• _PROBLEM DETAILS_
Scan the material below for the string "kulturowego", and copy every line where it shows up.

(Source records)
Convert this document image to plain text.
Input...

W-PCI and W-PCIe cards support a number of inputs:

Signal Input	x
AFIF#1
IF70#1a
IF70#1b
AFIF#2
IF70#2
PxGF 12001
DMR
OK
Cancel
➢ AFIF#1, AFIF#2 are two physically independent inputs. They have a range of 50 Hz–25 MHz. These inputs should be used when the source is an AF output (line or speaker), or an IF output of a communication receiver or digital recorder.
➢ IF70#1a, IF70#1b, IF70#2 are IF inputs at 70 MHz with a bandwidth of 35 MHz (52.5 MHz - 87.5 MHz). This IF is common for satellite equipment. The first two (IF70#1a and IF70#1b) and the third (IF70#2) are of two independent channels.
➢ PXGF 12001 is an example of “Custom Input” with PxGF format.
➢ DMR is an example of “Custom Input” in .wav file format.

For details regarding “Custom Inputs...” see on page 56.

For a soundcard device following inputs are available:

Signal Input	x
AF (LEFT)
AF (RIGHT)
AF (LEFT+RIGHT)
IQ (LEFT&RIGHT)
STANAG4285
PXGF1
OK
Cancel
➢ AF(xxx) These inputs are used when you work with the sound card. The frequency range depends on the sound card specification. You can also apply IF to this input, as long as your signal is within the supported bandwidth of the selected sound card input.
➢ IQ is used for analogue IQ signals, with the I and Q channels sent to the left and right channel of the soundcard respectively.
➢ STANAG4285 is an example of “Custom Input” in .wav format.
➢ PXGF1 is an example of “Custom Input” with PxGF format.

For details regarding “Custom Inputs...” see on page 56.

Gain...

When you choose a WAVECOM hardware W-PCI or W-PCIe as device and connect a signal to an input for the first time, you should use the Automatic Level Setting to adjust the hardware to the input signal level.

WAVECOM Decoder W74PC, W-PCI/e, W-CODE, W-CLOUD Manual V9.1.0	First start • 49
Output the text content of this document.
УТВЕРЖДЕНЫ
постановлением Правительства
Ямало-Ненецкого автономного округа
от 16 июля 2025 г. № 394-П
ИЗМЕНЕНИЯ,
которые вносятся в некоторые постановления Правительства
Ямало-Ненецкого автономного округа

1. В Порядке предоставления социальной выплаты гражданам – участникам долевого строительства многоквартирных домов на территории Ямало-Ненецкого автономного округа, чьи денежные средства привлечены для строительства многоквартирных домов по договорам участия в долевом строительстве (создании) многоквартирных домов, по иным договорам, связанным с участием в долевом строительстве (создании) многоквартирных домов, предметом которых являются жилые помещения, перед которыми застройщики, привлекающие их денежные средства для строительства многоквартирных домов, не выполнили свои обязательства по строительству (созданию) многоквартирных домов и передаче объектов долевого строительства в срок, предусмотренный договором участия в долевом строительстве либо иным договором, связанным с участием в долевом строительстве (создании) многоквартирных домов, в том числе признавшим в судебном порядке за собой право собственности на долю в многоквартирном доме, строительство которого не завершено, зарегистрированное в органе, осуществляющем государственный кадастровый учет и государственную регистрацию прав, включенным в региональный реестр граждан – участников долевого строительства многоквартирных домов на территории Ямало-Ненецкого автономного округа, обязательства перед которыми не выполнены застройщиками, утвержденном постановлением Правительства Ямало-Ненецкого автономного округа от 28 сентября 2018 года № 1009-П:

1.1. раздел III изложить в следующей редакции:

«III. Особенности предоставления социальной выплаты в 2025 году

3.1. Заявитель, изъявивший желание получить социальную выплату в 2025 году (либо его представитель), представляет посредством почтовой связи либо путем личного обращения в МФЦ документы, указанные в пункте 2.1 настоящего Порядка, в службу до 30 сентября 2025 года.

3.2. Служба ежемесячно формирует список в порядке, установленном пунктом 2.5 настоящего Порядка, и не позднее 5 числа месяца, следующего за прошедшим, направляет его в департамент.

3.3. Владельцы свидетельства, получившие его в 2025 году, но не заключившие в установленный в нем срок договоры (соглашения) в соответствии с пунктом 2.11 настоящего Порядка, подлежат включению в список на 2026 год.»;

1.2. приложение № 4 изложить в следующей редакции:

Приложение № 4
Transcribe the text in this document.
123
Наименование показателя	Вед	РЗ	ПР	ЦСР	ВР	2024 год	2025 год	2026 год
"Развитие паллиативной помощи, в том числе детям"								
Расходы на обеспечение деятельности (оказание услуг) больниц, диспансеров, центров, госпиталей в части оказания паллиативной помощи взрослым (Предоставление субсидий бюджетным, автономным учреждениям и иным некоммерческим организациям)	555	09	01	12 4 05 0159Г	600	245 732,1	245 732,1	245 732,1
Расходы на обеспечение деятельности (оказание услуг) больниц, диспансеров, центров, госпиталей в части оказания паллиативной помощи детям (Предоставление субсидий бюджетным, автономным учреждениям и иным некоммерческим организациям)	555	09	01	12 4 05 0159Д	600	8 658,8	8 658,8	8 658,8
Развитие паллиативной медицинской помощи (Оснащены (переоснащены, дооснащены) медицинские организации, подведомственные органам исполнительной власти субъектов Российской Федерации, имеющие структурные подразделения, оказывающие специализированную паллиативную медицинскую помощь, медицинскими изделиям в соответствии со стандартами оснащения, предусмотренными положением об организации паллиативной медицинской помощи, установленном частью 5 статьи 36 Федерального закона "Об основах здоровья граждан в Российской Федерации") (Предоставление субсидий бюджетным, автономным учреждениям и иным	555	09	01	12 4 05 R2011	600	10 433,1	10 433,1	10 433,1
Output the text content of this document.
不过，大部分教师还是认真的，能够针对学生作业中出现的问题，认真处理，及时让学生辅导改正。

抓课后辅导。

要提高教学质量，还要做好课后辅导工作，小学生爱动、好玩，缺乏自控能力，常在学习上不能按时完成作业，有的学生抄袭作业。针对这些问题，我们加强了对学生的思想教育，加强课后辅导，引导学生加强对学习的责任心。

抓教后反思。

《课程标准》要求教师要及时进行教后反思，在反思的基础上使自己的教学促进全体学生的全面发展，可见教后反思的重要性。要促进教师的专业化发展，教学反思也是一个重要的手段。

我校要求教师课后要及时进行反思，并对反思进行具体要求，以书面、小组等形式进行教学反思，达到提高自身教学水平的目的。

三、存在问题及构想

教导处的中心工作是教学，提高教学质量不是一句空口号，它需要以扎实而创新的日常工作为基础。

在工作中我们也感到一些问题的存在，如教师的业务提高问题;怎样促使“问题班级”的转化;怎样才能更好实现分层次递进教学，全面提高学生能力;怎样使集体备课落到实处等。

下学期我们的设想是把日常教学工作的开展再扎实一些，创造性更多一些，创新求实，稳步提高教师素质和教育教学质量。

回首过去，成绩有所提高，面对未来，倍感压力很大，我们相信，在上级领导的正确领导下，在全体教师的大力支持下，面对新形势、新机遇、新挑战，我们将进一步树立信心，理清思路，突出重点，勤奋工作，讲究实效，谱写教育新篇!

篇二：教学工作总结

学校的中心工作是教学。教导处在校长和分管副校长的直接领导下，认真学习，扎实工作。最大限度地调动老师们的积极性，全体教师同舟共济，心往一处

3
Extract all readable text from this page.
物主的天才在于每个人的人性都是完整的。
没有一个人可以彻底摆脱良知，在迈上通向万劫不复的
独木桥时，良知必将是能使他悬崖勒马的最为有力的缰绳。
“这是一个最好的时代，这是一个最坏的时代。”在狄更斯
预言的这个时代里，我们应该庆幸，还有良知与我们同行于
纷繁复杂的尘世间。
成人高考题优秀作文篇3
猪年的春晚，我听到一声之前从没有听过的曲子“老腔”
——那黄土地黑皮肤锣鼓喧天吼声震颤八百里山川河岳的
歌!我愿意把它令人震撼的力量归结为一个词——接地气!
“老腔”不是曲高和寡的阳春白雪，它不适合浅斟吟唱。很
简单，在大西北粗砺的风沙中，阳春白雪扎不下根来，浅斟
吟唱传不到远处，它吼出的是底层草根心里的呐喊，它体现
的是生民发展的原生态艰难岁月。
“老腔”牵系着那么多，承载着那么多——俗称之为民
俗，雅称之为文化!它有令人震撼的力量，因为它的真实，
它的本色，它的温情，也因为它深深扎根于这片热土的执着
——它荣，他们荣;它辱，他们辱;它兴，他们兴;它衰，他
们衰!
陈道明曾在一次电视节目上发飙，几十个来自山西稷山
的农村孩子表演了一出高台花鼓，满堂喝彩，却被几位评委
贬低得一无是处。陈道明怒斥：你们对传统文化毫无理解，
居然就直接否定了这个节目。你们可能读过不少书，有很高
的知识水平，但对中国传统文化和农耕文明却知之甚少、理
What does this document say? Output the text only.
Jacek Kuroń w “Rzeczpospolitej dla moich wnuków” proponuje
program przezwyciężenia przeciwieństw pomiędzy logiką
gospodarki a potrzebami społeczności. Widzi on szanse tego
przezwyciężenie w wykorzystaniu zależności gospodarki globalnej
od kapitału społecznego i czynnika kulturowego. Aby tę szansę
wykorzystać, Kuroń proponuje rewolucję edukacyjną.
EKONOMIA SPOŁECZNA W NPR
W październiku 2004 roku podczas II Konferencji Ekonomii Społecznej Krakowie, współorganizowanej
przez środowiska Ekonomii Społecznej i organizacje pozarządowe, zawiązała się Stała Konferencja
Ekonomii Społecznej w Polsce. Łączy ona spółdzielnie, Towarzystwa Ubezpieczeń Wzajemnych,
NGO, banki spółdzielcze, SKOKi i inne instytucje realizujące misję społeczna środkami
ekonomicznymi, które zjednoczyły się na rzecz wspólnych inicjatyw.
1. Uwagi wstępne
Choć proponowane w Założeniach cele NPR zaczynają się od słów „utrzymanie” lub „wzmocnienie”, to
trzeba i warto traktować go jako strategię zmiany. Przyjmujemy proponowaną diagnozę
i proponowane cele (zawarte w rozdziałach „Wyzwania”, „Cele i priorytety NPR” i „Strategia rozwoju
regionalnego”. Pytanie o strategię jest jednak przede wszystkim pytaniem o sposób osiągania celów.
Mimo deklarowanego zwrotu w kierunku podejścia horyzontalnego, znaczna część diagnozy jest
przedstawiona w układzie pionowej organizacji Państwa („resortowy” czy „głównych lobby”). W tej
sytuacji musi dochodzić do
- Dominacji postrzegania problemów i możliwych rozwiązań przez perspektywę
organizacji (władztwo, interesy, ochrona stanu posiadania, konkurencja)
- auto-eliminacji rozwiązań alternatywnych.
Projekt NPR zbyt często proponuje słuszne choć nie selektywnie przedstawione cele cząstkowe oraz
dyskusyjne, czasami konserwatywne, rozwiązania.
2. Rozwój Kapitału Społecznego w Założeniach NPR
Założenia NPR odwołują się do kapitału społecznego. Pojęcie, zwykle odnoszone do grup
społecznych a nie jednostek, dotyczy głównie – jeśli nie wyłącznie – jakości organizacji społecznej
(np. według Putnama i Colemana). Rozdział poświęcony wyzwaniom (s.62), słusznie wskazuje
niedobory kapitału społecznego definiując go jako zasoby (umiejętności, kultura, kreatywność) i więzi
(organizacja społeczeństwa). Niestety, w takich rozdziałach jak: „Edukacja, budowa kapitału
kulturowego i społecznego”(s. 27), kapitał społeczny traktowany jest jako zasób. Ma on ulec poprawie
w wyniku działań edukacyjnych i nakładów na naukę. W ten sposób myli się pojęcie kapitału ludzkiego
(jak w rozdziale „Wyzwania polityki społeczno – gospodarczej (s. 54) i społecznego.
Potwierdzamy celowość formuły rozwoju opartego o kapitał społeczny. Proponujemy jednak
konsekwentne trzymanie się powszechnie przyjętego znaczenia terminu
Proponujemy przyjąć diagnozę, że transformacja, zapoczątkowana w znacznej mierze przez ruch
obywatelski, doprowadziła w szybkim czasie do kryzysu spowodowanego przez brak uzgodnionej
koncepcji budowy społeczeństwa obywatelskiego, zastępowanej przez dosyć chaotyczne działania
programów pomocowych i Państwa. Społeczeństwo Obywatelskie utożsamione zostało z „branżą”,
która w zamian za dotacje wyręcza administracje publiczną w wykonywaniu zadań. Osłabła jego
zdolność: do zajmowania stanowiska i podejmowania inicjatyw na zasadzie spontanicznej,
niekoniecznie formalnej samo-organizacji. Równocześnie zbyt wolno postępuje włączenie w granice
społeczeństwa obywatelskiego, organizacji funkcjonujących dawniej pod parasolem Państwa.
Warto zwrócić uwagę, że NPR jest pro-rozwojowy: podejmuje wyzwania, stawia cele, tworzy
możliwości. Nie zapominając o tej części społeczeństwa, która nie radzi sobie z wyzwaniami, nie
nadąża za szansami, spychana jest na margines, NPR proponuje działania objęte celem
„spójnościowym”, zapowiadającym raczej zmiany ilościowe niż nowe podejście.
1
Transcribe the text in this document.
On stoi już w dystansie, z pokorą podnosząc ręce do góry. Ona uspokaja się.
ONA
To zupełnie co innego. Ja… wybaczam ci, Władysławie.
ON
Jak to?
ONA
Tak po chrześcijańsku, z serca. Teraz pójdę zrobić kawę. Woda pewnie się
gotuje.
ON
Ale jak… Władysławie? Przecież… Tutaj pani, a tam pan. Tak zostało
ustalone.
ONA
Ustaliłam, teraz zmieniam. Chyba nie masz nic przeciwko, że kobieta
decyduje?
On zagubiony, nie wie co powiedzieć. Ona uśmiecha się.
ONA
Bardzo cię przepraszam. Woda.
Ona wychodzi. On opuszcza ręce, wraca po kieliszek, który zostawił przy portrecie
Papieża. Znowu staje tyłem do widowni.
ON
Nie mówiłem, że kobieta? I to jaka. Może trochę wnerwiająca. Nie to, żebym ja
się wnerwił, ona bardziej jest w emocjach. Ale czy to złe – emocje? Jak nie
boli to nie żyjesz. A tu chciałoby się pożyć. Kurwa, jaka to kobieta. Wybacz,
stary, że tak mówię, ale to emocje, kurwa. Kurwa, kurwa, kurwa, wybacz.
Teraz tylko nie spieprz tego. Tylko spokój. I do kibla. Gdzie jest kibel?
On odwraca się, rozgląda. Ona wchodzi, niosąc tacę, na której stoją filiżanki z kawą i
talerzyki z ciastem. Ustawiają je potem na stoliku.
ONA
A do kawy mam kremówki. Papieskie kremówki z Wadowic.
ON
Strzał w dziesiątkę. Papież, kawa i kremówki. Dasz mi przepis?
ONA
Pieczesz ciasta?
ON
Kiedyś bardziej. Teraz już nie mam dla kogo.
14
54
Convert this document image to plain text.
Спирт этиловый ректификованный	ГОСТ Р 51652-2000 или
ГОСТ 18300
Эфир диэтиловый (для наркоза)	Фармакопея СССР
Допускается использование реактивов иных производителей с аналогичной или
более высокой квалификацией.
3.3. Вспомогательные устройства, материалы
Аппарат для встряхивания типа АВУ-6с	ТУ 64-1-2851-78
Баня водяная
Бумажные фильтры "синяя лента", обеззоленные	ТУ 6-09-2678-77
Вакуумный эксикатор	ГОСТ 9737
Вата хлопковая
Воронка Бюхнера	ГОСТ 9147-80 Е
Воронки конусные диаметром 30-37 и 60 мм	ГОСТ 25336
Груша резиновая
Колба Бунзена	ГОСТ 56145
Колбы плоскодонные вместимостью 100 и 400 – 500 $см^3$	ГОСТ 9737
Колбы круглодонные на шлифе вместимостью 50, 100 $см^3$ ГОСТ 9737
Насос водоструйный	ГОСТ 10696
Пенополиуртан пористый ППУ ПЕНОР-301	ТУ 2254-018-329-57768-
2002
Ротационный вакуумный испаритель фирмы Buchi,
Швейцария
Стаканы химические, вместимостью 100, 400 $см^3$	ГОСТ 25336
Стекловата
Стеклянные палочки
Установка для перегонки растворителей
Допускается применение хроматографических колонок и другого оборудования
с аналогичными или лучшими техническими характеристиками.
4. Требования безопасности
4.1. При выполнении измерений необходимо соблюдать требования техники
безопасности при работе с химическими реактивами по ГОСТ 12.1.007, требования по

• _RESULT OF THIS EXERCISE_
od kapitału społecznego i czynnika kulturowego. Aby tę szansę
kulturowego i społecznego”(s. 27), kapitał społeczny traktowany jest jako zasób. Ma on ulec poprawie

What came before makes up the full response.